--- BRIEF ---
Output a single figure: the number of lines in which the word "will" appears.
[start DATA FOR THIS EXERCISE]
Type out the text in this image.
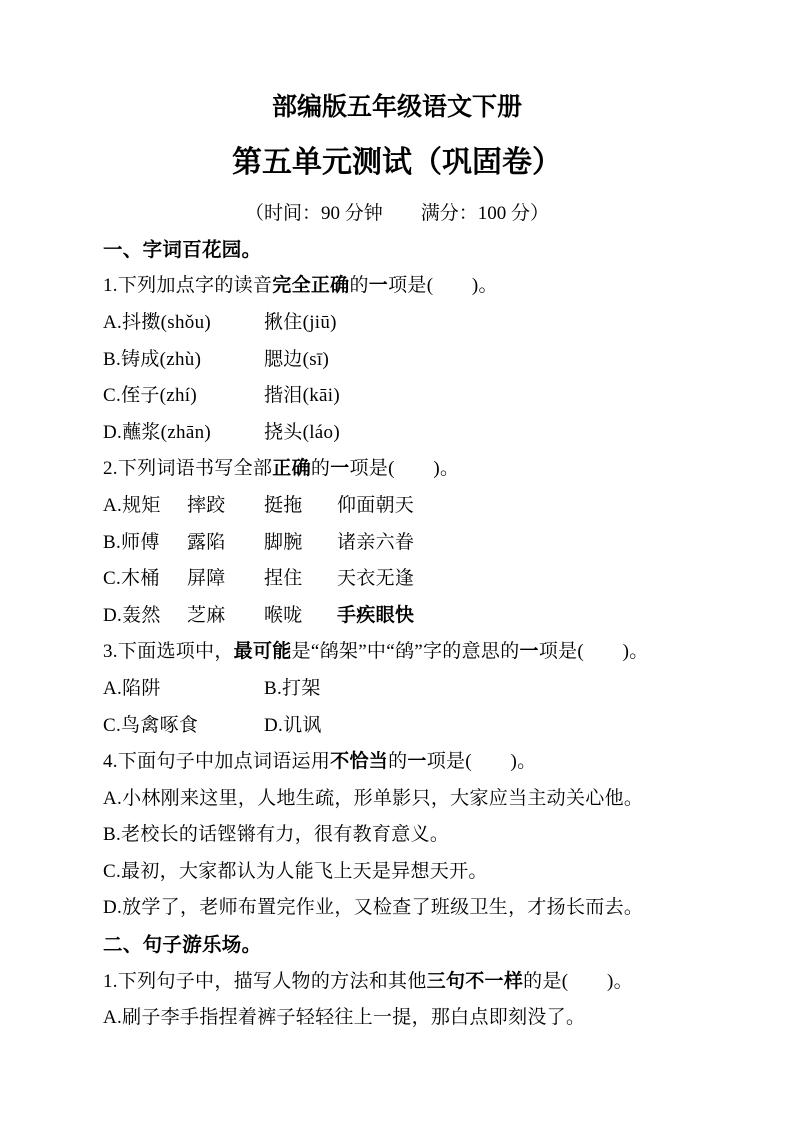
部编版五年级语文下册
第五单元测试（巩固卷）
（时间：90 分钟　　满分：100 分）
一、字词百花园。
1.下列加点字的读音完全正确的一项是(　　)。
A.抖擞(shǒu)	揪住(jiū)
B.铸成(zhù)	腮边(sī)
C.侄子(zhí)	揩泪(kāi)
D.蘸浆(zhān)	挠头(láo)
2.下列词语书写全部正确的一项是(　　)。
A.规矩 摔跤 挺拖 仰面朝天
B.师傅 露陷 脚腕 诸亲六眷
C.木桶 屏障 捏住 天衣无逢
D.轰然 芝麻 喉咙 手疾眼快
3.下面选项中，最可能是“鹐架”中“鹐”字的意思的一项是(　　)。
A.陷阱	B.打架
C.鸟禽啄食	D.讥讽
4.下面句子中加点词语运用不恰当的一项是(　　)。
A.小林刚来这里，人地生疏，形单影只，大家应当主动关心他。
B.老校长的话铿锵有力，很有教育意义。
C.最初，大家都认为人能飞上天是异想天开。
D.放学了，老师布置完作业，又检查了班级卫生，才扬长而去。
二、句子游乐场。
1.下列句子中，描写人物的方法和其他三句不一样的是(　　)。
A.刷子李手指捏着裤子轻轻往上一提，那白点即刻没了。
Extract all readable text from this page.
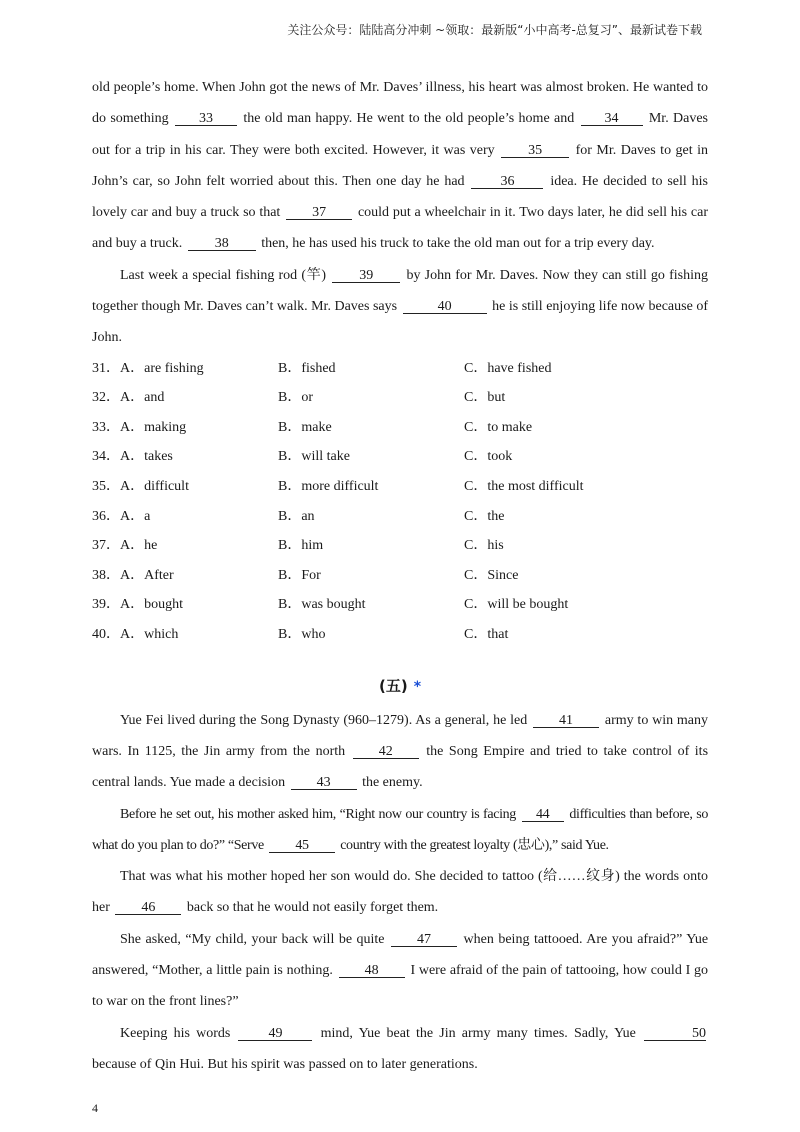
关注公众号：陆陆高分冲刺 ~领取：最新版“小中高考-总复习”、最新试卷下载

old people’s home. When John got the news of Mr. Daves’ illness, his heart was almost broken. He wanted to do something 33 the old man happy. He went to the old people’s home and 34 Mr. Daves out for a trip in his car. They were both excited. However, it was very 35 for Mr. Daves to get in John’s car, so John felt worried about this. Then one day he had	36	idea. He decided to sell his lovely car and buy a truck so that 37 could put a wheelchair in it. Two days later, he did sell his car and buy a truck. 38 then, he has used his truck to take the old man out for a trip every day.

Last week a special fishing rod (竿) 39 by John for Mr. Daves. Now they can still go fishing together though Mr. Daves can’t walk. Mr. Daves says	40	he is still enjoying life now because of John.

31．A．are fishing	B．fished	C．have fished
32．A．and	B．or	C．but
33．A．making	B．make	C．to make
34．A．takes	B．will take	C．took
35．A．difficult	B．more difficult	C．the most difficult
36．A．a	B．an	C．the
37．A．he	B．him	C．his
38．A．After	B．For	C．Since
39．A．bought	B．was bought	C．will be bought
40．A．which	B．who	C．that
(五) *

Yue Fei lived during the Song Dynasty (960–1279). As a general, he led 41 army to win many wars. In 1125, the Jin army from the north 42 the Song Empire and tried to take control of its central lands. Yue made a decision 43 the enemy.

Before he set out, his mother asked him, “Right now our country is facing 44 difficulties than before, so what do you plan to do?” “Serve 45 country with the greatest loyalty (忠心),” said Yue.

That was what his mother hoped her son would do. She decided to tattoo (给……纹身) the words onto her 46 back so that he would not easily forget them.

She asked, “My child, your back will be quite 47 when being tattooed. Are you afraid?” Yue answered, “Mother, a little pain is nothing. 48 I were afraid of the pain of tattooing, how could I go to war on the front lines?”

Keeping his words	49	mind, Yue beat the Jin army many times. Sadly, Yue	50 because of Qin Hui. But his spirit was passed on to later generations.

4
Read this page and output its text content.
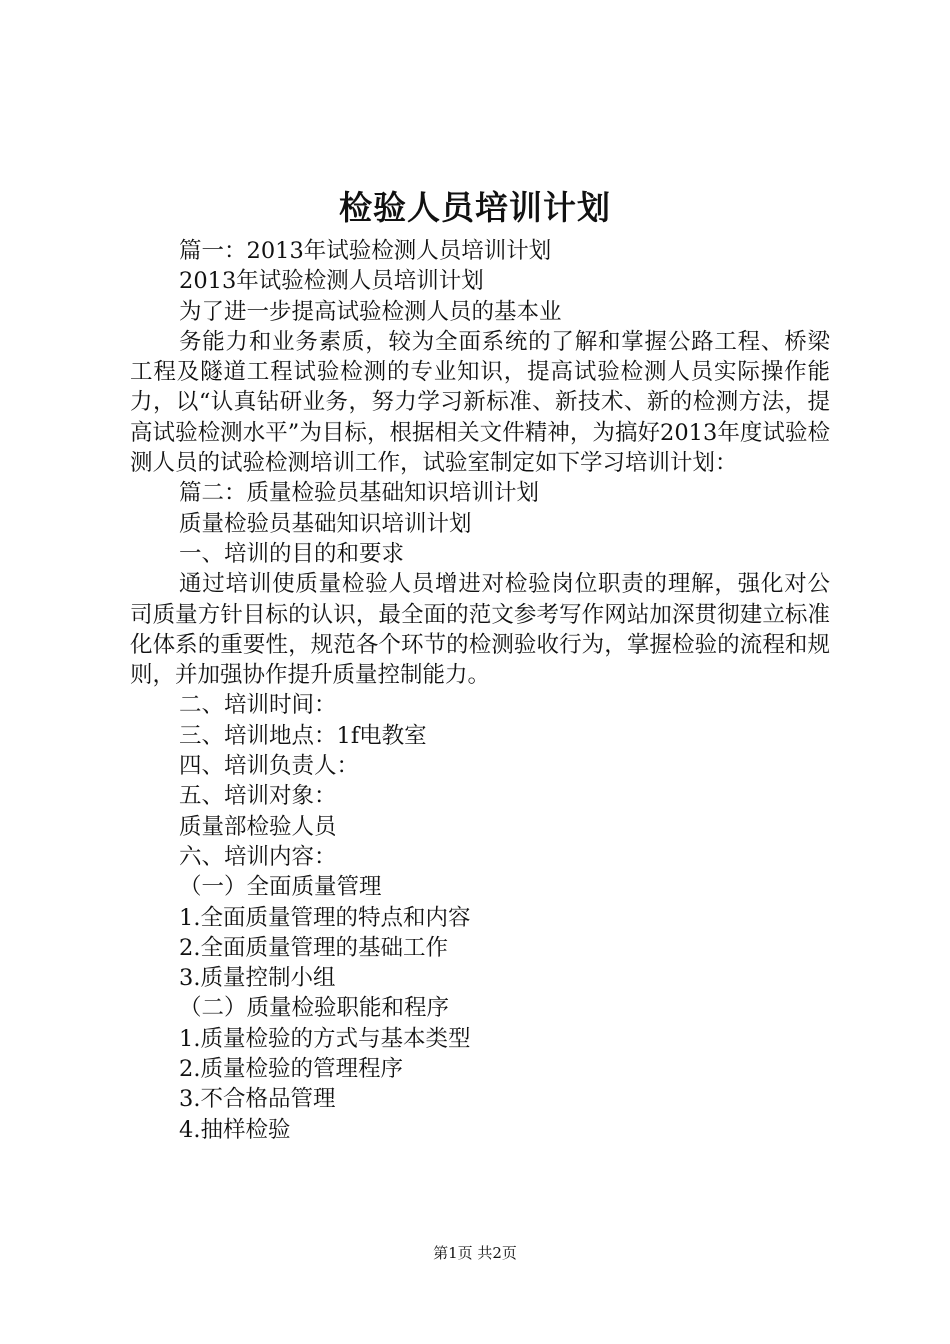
检验人员培训计划
篇一：2013年试验检测人员培训计划
2013年试验检测人员培训计划
为了进一步提高试验检测人员的基本业
务能力和业务素质，较为全面系统的了解和掌握公路工程、桥梁工程及隧道工程试验检测的专业知识，提高试验检测人员实际操作能力，以“认真钻研业务，努力学习新标准、新技术、新的检测方法，提高试验检测水平”为目标，根据相关文件精神，为搞好2013年度试验检测人员的试验检测培训工作，试验室制定如下学习培训计划：
篇二：质量检验员基础知识培训计划
质量检验员基础知识培训计划
一、培训的目的和要求
通过培训使质量检验人员增进对检验岗位职责的理解，强化对公司质量方针目标的认识，最全面的范文参考写作网站加深贯彻建立标准化体系的重要性，规范各个环节的检测验收行为，掌握检验的流程和规则，并加强协作提升质量控制能力。
二、培训时间：
三、培训地点：1f电教室
四、培训负责人：
五、培训对象：
质量部检验人员
六、培训内容：
（一）全面质量管理
1.全面质量管理的特点和内容
2.全面质量管理的基础工作
3.质量控制小组
（二）质量检验职能和程序
1.质量检验的方式与基本类型
2.质量检验的管理程序
3.不合格品管理
4.抽样检验
第1页 共2页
[end DATA FOR THIS EXERCISE]
--- TASK SOLUTION ---
3